Task goal | Copy out each line of the data that holds the word "Alamat".

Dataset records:
▽

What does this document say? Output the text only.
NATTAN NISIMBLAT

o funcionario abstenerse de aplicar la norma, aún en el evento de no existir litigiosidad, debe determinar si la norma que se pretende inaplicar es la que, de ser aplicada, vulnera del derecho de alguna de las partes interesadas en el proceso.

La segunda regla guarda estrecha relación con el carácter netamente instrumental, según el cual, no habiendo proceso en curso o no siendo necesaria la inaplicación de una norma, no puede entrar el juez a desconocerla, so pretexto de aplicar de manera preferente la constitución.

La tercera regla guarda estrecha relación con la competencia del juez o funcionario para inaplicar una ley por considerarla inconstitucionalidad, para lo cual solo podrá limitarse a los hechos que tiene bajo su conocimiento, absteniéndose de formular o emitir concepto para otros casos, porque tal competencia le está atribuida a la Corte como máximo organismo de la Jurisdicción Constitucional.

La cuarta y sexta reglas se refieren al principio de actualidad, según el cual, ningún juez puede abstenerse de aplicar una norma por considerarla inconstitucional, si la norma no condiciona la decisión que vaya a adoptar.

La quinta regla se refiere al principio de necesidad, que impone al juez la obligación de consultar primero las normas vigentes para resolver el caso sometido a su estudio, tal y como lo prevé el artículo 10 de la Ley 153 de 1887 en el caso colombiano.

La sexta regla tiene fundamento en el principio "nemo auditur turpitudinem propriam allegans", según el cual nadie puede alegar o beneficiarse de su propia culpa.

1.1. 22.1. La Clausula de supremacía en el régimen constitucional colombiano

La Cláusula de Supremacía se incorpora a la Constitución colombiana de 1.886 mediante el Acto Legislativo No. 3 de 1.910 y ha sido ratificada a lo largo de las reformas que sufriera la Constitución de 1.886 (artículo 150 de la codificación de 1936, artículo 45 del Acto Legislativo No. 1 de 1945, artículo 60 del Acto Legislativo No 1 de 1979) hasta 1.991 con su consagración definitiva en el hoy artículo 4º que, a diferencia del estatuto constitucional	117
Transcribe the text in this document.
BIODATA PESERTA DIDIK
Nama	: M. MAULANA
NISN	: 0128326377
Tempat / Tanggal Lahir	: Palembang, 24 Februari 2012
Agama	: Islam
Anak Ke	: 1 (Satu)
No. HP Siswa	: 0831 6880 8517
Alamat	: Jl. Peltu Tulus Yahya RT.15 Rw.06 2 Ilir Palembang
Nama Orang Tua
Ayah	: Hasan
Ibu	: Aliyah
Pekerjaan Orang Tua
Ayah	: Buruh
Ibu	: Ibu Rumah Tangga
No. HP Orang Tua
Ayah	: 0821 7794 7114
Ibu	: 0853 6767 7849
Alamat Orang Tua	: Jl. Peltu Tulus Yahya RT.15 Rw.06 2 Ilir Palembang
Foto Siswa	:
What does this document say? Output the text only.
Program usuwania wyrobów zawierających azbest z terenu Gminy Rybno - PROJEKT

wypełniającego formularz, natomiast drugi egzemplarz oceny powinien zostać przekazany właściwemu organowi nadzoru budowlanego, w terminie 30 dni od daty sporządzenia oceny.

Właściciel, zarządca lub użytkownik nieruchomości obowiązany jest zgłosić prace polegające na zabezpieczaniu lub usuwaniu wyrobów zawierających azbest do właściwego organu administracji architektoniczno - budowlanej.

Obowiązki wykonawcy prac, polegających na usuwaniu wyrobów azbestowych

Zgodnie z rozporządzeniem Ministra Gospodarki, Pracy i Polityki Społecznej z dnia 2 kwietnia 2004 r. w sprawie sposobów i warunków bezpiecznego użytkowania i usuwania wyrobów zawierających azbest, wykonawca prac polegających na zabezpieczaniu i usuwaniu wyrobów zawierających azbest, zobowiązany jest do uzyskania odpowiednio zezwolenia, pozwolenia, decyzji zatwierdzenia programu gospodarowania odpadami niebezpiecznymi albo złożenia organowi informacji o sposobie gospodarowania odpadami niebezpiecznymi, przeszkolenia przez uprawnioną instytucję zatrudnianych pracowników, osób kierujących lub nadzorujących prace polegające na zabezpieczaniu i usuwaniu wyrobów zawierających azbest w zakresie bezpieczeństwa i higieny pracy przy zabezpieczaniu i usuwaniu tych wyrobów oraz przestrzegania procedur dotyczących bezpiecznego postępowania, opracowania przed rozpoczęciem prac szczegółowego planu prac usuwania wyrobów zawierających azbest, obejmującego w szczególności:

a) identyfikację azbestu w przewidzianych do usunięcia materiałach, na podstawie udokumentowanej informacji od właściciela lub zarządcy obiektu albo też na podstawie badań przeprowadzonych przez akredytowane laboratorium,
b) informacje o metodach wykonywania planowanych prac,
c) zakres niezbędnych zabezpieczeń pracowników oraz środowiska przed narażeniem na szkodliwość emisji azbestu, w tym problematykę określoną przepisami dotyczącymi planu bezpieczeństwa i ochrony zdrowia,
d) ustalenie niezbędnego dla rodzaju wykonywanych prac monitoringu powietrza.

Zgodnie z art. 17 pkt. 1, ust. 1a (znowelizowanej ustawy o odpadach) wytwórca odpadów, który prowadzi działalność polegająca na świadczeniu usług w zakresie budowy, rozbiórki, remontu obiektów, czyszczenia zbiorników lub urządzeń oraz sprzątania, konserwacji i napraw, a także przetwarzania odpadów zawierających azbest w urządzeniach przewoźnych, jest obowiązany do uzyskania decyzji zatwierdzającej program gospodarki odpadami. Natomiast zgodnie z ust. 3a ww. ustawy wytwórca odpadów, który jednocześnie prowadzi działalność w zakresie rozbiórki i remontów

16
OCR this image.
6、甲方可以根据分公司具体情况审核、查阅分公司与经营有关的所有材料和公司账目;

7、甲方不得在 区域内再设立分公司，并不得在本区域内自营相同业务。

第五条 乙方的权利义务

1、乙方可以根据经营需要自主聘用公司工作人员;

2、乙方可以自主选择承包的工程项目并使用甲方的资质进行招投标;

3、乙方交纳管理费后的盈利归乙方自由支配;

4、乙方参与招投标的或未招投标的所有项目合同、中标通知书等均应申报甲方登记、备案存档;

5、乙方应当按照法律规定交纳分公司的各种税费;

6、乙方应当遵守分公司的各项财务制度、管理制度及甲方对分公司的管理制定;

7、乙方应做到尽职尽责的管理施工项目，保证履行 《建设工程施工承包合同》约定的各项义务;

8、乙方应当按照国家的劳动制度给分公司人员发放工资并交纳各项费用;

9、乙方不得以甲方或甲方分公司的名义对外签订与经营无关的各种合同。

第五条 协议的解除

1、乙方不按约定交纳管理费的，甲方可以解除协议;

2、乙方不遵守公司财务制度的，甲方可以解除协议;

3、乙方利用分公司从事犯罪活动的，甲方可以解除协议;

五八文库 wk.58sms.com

△

Complete answer |
Alamat	: Jl. Peltu Tulus Yahya RT.15 Rw.06 2 Ilir Palembang
Alamat Orang Tua	: Jl. Peltu Tulus Yahya RT.15 Rw.06 2 Ilir Palembang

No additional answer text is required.